Exercise goal
Every line of the data must be copied exactly.

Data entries
%%

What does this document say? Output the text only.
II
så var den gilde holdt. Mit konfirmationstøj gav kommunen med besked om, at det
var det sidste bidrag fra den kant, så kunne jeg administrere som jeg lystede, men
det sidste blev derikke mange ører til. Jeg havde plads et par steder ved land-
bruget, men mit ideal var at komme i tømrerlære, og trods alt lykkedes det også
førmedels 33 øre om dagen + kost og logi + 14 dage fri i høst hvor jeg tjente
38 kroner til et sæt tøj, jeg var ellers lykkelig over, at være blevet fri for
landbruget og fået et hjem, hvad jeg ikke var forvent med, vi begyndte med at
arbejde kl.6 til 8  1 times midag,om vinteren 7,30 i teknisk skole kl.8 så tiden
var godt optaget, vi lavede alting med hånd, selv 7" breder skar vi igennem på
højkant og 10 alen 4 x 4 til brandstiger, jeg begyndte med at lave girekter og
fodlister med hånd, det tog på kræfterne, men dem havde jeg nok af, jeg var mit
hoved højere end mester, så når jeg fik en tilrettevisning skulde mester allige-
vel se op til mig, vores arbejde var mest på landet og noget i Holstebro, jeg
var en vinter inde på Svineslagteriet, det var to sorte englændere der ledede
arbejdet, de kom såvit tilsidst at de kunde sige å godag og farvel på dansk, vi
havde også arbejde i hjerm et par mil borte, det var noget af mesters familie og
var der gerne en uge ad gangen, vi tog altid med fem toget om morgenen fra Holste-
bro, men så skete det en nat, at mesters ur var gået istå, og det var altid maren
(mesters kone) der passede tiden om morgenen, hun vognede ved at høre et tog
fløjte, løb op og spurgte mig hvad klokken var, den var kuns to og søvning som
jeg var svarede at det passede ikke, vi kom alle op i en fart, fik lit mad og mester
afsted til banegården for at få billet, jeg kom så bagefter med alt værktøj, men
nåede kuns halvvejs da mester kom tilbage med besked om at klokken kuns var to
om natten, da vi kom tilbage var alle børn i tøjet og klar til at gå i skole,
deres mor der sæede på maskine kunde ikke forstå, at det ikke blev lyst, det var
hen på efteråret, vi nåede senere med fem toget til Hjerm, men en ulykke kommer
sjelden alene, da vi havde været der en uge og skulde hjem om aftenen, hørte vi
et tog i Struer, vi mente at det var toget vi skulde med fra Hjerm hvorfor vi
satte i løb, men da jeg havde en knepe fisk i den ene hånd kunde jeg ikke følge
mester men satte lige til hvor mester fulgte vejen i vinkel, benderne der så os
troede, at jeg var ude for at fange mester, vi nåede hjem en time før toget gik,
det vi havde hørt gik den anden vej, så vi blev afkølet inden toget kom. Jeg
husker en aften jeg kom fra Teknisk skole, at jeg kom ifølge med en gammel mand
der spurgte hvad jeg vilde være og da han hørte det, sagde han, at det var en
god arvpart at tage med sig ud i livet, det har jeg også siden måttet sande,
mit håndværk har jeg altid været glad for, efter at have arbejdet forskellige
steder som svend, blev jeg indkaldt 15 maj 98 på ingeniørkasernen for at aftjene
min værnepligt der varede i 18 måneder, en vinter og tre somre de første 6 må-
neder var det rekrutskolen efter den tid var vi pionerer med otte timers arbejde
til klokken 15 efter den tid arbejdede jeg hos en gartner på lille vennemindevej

%%

Written response
What does this document say? Output the text only.
II
så var den gilde holdt. Mit konfirmationstøj gav kommunen med besked om, at det
var det sidste bidrag fra den kant, så kunne jeg administrere som jeg lystede, men
det sidste blev derikke mange ører til. Jeg havde plads et par steder ved land-
bruget, men mit ideal var at komme i tømrerlære, og trods alt lykkedes det også
førmedels 33 øre om dagen + kost og logi + 14 dage fri i høst hvor jeg tjente
38 kroner til et sæt tøj, jeg var ellers lykkelig over, at være blevet fri for
landbruget og fået et hjem, hvad jeg ikke var forvent med, vi begyndte med at
arbejde kl.6 til 8  1 times midag,om vinteren 7,30 i teknisk skole kl.8 så tiden
var godt optaget, vi lavede alting med hånd, selv 7" breder skar vi igennem på
højkant og 10 alen 4 x 4 til brandstiger, jeg begyndte med at lave girekter og
fodlister med hånd, det tog på kræfterne, men dem havde jeg nok af, jeg var mit
hoved højere end mester, så når jeg fik en tilrettevisning skulde mester allige-
vel se op til mig, vores arbejde var mest på landet og noget i Holstebro, jeg
var en vinter inde på Svineslagteriet, det var to sorte englændere der ledede
arbejdet, de kom såvit tilsidst at de kunde sige å godag og farvel på dansk, vi
havde også arbejde i hjerm et par mil borte, det var noget af mesters familie og
var der gerne en uge ad gangen, vi tog altid med fem toget om morgenen fra Holste-
bro, men så skete det en nat, at mesters ur var gået istå, og det var altid maren
(mesters kone) der passede tiden om morgenen, hun vognede ved at høre et tog
fløjte, løb op og spurgte mig hvad klokken var, den var kuns to og søvning som
jeg var svarede at det passede ikke, vi kom alle op i en fart, fik lit mad og mester
afsted til banegården for at få billet, jeg kom så bagefter med alt værktøj, men
nåede kuns halvvejs da mester kom tilbage med besked om at klokken kuns var to
om natten, da vi kom tilbage var alle børn i tøjet og klar til at gå i skole,
deres mor der sæede på maskine kunde ikke forstå, at det ikke blev lyst, det var
hen på efteråret, vi nåede senere med fem toget til Hjerm, men en ulykke kommer
sjelden alene, da vi havde været der en uge og skulde hjem om aftenen, hørte vi
et tog i Struer, vi mente at det var toget vi skulde med fra Hjerm hvorfor vi
satte i løb, men da jeg havde en knepe fisk i den ene hånd kunde jeg ikke følge
mester men satte lige til hvor mester fulgte vejen i vinkel, benderne der så os
troede, at jeg var ude for at fange mester, vi nåede hjem en time før toget gik,
det vi havde hørt gik den anden vej, så vi blev afkølet inden toget kom. Jeg
husker en aften jeg kom fra Teknisk skole, at jeg kom ifølge med en gammel mand
der spurgte hvad jeg vilde være og da han hørte det, sagde han, at det var en
god arvpart at tage med sig ud i livet, det har jeg også siden måttet sande,
mit håndværk har jeg altid været glad for, efter at have arbejdet forskellige
steder som svend, blev jeg indkaldt 15 maj 98 på ingeniørkasernen for at aftjene
min værnepligt der varede i 18 måneder, en vinter og tre somre de første 6 må-
neder var det rekrutskolen efter den tid var vi pionerer med otte timers arbejde
til klokken 15 efter den tid arbejdede jeg hos en gartner på lille vennemindevej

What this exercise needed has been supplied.